Collection entries

########

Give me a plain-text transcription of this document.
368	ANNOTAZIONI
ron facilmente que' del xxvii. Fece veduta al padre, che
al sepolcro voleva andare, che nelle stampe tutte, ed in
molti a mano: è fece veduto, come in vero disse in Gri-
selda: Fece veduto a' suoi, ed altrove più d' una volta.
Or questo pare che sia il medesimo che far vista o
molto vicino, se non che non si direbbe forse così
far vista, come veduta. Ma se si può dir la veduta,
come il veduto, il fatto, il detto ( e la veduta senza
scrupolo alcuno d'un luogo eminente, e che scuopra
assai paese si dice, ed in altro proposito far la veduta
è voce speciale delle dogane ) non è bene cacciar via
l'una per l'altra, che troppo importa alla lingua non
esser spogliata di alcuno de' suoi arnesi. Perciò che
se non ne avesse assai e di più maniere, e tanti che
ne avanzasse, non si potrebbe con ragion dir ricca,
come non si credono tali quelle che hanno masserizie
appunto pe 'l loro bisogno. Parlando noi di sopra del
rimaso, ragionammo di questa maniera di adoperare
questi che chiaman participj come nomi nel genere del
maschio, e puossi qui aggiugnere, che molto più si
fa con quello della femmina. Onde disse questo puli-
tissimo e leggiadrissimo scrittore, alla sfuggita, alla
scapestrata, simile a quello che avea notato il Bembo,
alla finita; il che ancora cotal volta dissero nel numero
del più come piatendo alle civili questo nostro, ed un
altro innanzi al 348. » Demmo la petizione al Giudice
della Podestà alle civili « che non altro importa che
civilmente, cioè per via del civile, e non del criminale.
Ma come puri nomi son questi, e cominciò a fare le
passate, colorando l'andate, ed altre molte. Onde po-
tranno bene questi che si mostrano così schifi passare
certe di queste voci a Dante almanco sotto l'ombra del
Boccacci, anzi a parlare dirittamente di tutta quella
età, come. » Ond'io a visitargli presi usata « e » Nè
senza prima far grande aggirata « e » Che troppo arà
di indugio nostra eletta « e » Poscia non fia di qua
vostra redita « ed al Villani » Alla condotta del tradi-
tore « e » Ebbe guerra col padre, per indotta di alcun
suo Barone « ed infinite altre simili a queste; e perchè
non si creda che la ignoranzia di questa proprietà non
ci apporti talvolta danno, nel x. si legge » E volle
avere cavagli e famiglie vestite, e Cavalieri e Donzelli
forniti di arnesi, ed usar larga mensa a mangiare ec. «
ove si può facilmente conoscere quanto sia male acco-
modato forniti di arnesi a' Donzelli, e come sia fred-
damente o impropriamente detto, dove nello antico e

########

Task to carry out: Go back to the listing above and please repeat it exactly.

Result of this exercise:
Give me a plain-text transcription of this document.
368	ANNOTAZIONI
ron facilmente que' del xxvii. Fece veduta al padre, che
al sepolcro voleva andare, che nelle stampe tutte, ed in
molti a mano: è fece veduto, come in vero disse in Gri-
selda: Fece veduto a' suoi, ed altrove più d' una volta.
Or questo pare che sia il medesimo che far vista o
molto vicino, se non che non si direbbe forse così
far vista, come veduta. Ma se si può dir la veduta,
come il veduto, il fatto, il detto ( e la veduta senza
scrupolo alcuno d'un luogo eminente, e che scuopra
assai paese si dice, ed in altro proposito far la veduta
è voce speciale delle dogane ) non è bene cacciar via
l'una per l'altra, che troppo importa alla lingua non
esser spogliata di alcuno de' suoi arnesi. Perciò che
se non ne avesse assai e di più maniere, e tanti che
ne avanzasse, non si potrebbe con ragion dir ricca,
come non si credono tali quelle che hanno masserizie
appunto pe 'l loro bisogno. Parlando noi di sopra del
rimaso, ragionammo di questa maniera di adoperare
questi che chiaman participj come nomi nel genere del
maschio, e puossi qui aggiugnere, che molto più si
fa con quello della femmina. Onde disse questo puli-
tissimo e leggiadrissimo scrittore, alla sfuggita, alla
scapestrata, simile a quello che avea notato il Bembo,
alla finita; il che ancora cotal volta dissero nel numero
del più come piatendo alle civili questo nostro, ed un
altro innanzi al 348. » Demmo la petizione al Giudice
della Podestà alle civili « che non altro importa che
civilmente, cioè per via del civile, e non del criminale.
Ma come puri nomi son questi, e cominciò a fare le
passate, colorando l'andate, ed altre molte. Onde po-
tranno bene questi che si mostrano così schifi passare
certe di queste voci a Dante almanco sotto l'ombra del
Boccacci, anzi a parlare dirittamente di tutta quella
età, come. » Ond'io a visitargli presi usata « e » Nè
senza prima far grande aggirata « e » Che troppo arà
di indugio nostra eletta « e » Poscia non fia di qua
vostra redita « ed al Villani » Alla condotta del tradi-
tore « e » Ebbe guerra col padre, per indotta di alcun
suo Barone « ed infinite altre simili a queste; e perchè
non si creda che la ignoranzia di questa proprietà non
ci apporti talvolta danno, nel x. si legge » E volle
avere cavagli e famiglie vestite, e Cavalieri e Donzelli
forniti di arnesi, ed usar larga mensa a mangiare ec. «
ove si può facilmente conoscere quanto sia male acco-
modato forniti di arnesi a' Donzelli, e come sia fred-
damente o impropriamente detto, dove nello antico e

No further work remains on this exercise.